Exercise objective: Type out every line below exactly as it reads.

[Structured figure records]
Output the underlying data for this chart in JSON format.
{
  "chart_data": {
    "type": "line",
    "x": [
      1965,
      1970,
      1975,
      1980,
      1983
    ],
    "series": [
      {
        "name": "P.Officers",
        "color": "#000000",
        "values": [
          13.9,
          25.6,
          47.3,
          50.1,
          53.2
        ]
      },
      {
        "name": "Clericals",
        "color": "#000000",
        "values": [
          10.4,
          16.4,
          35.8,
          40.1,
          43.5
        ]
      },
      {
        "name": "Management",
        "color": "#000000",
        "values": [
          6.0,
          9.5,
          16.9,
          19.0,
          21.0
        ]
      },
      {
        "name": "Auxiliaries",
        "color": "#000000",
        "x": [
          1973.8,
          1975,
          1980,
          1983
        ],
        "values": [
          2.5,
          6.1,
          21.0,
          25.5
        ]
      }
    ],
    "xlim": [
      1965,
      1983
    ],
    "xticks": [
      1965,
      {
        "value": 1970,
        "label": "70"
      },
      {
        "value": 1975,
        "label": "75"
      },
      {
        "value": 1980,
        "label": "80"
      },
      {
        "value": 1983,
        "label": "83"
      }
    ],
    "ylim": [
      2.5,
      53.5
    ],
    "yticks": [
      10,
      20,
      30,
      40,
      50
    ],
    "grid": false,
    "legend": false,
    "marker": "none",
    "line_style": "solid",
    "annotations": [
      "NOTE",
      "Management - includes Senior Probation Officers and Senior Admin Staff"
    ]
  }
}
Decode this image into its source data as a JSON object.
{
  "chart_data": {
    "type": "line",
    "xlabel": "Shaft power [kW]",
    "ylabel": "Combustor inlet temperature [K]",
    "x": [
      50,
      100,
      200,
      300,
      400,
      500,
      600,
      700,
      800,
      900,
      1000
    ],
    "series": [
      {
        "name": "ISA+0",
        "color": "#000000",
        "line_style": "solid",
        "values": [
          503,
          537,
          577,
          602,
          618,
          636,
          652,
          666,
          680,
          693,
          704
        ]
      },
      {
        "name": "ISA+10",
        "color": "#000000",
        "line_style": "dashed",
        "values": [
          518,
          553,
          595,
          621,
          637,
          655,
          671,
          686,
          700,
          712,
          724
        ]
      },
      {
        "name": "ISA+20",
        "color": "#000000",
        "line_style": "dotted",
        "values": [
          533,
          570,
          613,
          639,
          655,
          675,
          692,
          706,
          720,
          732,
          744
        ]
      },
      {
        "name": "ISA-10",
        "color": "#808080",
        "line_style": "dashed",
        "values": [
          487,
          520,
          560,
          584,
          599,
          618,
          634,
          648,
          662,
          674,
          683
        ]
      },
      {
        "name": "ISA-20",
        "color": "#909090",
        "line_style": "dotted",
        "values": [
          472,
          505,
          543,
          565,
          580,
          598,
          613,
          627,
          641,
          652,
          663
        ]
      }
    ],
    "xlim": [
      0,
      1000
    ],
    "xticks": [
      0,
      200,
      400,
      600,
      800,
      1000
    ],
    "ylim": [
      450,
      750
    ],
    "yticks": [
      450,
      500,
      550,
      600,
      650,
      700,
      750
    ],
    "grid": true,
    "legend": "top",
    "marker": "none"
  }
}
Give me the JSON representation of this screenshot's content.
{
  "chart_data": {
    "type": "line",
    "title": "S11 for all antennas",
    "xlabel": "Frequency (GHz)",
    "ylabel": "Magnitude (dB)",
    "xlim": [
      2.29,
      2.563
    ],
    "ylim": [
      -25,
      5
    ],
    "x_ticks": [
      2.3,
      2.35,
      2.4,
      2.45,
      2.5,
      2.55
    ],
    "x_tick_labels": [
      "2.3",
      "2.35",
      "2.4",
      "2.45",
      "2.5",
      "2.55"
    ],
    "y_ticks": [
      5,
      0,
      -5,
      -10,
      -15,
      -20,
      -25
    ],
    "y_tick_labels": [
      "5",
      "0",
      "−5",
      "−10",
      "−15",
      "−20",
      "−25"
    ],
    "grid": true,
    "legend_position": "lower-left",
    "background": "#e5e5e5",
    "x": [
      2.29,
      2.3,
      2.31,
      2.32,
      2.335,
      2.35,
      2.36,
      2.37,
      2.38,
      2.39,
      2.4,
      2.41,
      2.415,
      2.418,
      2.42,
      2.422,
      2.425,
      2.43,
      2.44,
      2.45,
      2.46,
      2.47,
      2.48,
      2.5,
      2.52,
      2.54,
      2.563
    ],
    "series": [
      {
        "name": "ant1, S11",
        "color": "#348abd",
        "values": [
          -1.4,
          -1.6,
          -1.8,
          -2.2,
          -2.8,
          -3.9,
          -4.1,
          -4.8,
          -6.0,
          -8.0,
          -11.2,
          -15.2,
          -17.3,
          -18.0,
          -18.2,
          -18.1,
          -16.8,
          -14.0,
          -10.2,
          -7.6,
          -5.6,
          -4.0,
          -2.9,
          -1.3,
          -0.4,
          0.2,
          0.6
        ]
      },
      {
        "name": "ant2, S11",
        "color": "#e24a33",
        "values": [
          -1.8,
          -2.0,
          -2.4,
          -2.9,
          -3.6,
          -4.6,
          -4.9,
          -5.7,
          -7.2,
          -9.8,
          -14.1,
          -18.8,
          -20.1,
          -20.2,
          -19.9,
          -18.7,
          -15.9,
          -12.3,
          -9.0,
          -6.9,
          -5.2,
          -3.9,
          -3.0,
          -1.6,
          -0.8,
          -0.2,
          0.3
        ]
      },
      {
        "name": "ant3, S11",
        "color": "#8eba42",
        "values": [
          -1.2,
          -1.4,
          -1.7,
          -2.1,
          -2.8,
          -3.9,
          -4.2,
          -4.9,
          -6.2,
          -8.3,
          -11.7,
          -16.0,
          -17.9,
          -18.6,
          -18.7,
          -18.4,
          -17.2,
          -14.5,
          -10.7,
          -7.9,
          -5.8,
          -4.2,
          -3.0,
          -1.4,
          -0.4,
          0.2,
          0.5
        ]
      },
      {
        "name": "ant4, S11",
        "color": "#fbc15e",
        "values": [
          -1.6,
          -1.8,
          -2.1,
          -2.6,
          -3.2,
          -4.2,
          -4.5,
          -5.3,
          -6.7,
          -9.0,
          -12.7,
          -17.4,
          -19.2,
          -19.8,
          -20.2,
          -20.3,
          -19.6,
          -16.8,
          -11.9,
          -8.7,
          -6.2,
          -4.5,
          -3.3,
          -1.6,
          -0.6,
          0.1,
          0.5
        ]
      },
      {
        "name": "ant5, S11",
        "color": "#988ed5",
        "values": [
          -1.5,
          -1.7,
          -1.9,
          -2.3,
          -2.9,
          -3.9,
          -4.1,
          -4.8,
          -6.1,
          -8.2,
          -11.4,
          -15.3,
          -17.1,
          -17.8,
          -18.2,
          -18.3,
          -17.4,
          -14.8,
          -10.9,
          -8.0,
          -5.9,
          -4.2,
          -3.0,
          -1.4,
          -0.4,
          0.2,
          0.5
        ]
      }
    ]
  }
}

Task solution:
Output the underlying data for this chart in JSON format.
{
  "chart_data": {
    "type": "line",
    "x": [
      1965,
      1970,
      1975,
      1980,
      1983
    ],
    "series": [
      {
        "name": "P.Officers",
        "color": "#000000",
        "values": [
          13.9,
          25.6,
          47.3,
          50.1,
          53.2
        ]
      },
      {
        "name": "Clericals",
        "color": "#000000",
        "values": [
          10.4,
          16.4,
          35.8,
          40.1,
          43.5
        ]
      },
      {
        "name": "Management",
        "color": "#000000",
        "values": [
          6.0,
          9.5,
          16.9,
          19.0,
          21.0
        ]
      },
      {
        "name": "Auxiliaries",
        "color": "#000000",
        "x": [
          1973.8,
          1975,
          1980,
          1983
        ],
        "values": [
          2.5,
          6.1,
          21.0,
          25.5
        ]
      }
    ],
    "xlim": [
      1965,
      1983
    ],
    "xticks": [
      1965,
      {
        "value": 1970,
        "label": "70"
      },
      {
        "value": 1975,
        "label": "75"
      },
      {
        "value": 1980,
        "label": "80"
      },
      {
        "value": 1983,
        "label": "83"
      }
    ],
    "ylim": [
      2.5,
      53.5
    ],
    "yticks": [
      10,
      20,
      30,
      40,
      50
    ],
    "grid": false,
    "legend": false,
    "marker": "none",
    "line_style": "solid",
    "annotations": [
      "NOTE",
      "Management - includes Senior Probation Officers and Senior Admin Staff"
    ]
  }
}
Decode this image into its source data as a JSON object.
{
  "chart_data": {
    "type": "line",
    "xlabel": "Shaft power [kW]",
    "ylabel": "Combustor inlet temperature [K]",
    "x": [
      50,
      100,
      200,
      300,
      400,
      500,
      600,
      700,
      800,
      900,
      1000
    ],
    "series": [
      {
        "name": "ISA+0",
        "color": "#000000",
        "line_style": "solid",
        "values": [
          503,
          537,
          577,
          602,
          618,
          636,
          652,
          666,
          680,
          693,
          704
        ]
      },
      {
        "name": "ISA+10",
        "color": "#000000",
        "line_style": "dashed",
        "values": [
          518,
          553,
          595,
          621,
          637,
          655,
          671,
          686,
          700,
          712,
          724
        ]
      },
      {
        "name": "ISA+20",
        "color": "#000000",
        "line_style": "dotted",
        "values": [
          533,
          570,
          613,
          639,
          655,
          675,
          692,
          706,
          720,
          732,
          744
        ]
      },
      {
        "name": "ISA-10",
        "color": "#808080",
        "line_style": "dashed",
        "values": [
          487,
          520,
          560,
          584,
          599,
          618,
          634,
          648,
          662,
          674,
          683
        ]
      },
      {
        "name": "ISA-20",
        "color": "#909090",
        "line_style": "dotted",
        "values": [
          472,
          505,
          543,
          565,
          580,
          598,
          613,
          627,
          641,
          652,
          663
        ]
      }
    ],
    "xlim": [
      0,
      1000
    ],
    "xticks": [
      0,
      200,
      400,
      600,
      800,
      1000
    ],
    "ylim": [
      450,
      750
    ],
    "yticks": [
      450,
      500,
      550,
      600,
      650,
      700,
      750
    ],
    "grid": true,
    "legend": "top",
    "marker": "none"
  }
}
Give me the JSON representation of this screenshot's content.
{
  "chart_data": {
    "type": "line",
    "title": "S11 for all antennas",
    "xlabel": "Frequency (GHz)",
    "ylabel": "Magnitude (dB)",
    "xlim": [
      2.29,
      2.563
    ],
    "ylim": [
      -25,
      5
    ],
    "x_ticks": [
      2.3,
      2.35,
      2.4,
      2.45,
      2.5,
      2.55
    ],
    "x_tick_labels": [
      "2.3",
      "2.35",
      "2.4",
      "2.45",
      "2.5",
      "2.55"
    ],
    "y_ticks": [
      5,
      0,
      -5,
      -10,
      -15,
      -20,
      -25
    ],
    "y_tick_labels": [
      "5",
      "0",
      "−5",
      "−10",
      "−15",
      "−20",
      "−25"
    ],
    "grid": true,
    "legend_position": "lower-left",
    "background": "#e5e5e5",
    "x": [
      2.29,
      2.3,
      2.31,
      2.32,
      2.335,
      2.35,
      2.36,
      2.37,
      2.38,
      2.39,
      2.4,
      2.41,
      2.415,
      2.418,
      2.42,
      2.422,
      2.425,
      2.43,
      2.44,
      2.45,
      2.46,
      2.47,
      2.48,
      2.5,
      2.52,
      2.54,
      2.563
    ],
    "series": [
      {
        "name": "ant1, S11",
        "color": "#348abd",
        "values": [
          -1.4,
          -1.6,
          -1.8,
          -2.2,
          -2.8,
          -3.9,
          -4.1,
          -4.8,
          -6.0,
          -8.0,
          -11.2,
          -15.2,
          -17.3,
          -18.0,
          -18.2,
          -18.1,
          -16.8,
          -14.0,
          -10.2,
          -7.6,
          -5.6,
          -4.0,
          -2.9,
          -1.3,
          -0.4,
          0.2,
          0.6
        ]
      },
      {
        "name": "ant2, S11",
        "color": "#e24a33",
        "values": [
          -1.8,
          -2.0,
          -2.4,
          -2.9,
          -3.6,
          -4.6,
          -4.9,
          -5.7,
          -7.2,
          -9.8,
          -14.1,
          -18.8,
          -20.1,
          -20.2,
          -19.9,
          -18.7,
          -15.9,
          -12.3,
          -9.0,
          -6.9,
          -5.2,
          -3.9,
          -3.0,
          -1.6,
          -0.8,
          -0.2,
          0.3
        ]
      },
      {
        "name": "ant3, S11",
        "color": "#8eba42",
        "values": [
          -1.2,
          -1.4,
          -1.7,
          -2.1,
          -2.8,
          -3.9,
          -4.2,
          -4.9,
          -6.2,
          -8.3,
          -11.7,
          -16.0,
          -17.9,
          -18.6,
          -18.7,
          -18.4,
          -17.2,
          -14.5,
          -10.7,
          -7.9,
          -5.8,
          -4.2,
          -3.0,
          -1.4,
          -0.4,
          0.2,
          0.5
        ]
      },
      {
        "name": "ant4, S11",
        "color": "#fbc15e",
        "values": [
          -1.6,
          -1.8,
          -2.1,
          -2.6,
          -3.2,
          -4.2,
          -4.5,
          -5.3,
          -6.7,
          -9.0,
          -12.7,
          -17.4,
          -19.2,
          -19.8,
          -20.2,
          -20.3,
          -19.6,
          -16.8,
          -11.9,
          -8.7,
          -6.2,
          -4.5,
          -3.3,
          -1.6,
          -0.6,
          0.1,
          0.5
        ]
      },
      {
        "name": "ant5, S11",
        "color": "#988ed5",
        "values": [
          -1.5,
          -1.7,
          -1.9,
          -2.3,
          -2.9,
          -3.9,
          -4.1,
          -4.8,
          -6.1,
          -8.2,
          -11.4,
          -15.3,
          -17.1,
          -17.8,
          -18.2,
          -18.3,
          -17.4,
          -14.8,
          -10.9,
          -8.0,
          -5.9,
          -4.2,
          -3.0,
          -1.4,
          -0.4,
          0.2,
          0.5
        ]
      }
    ]
  }
}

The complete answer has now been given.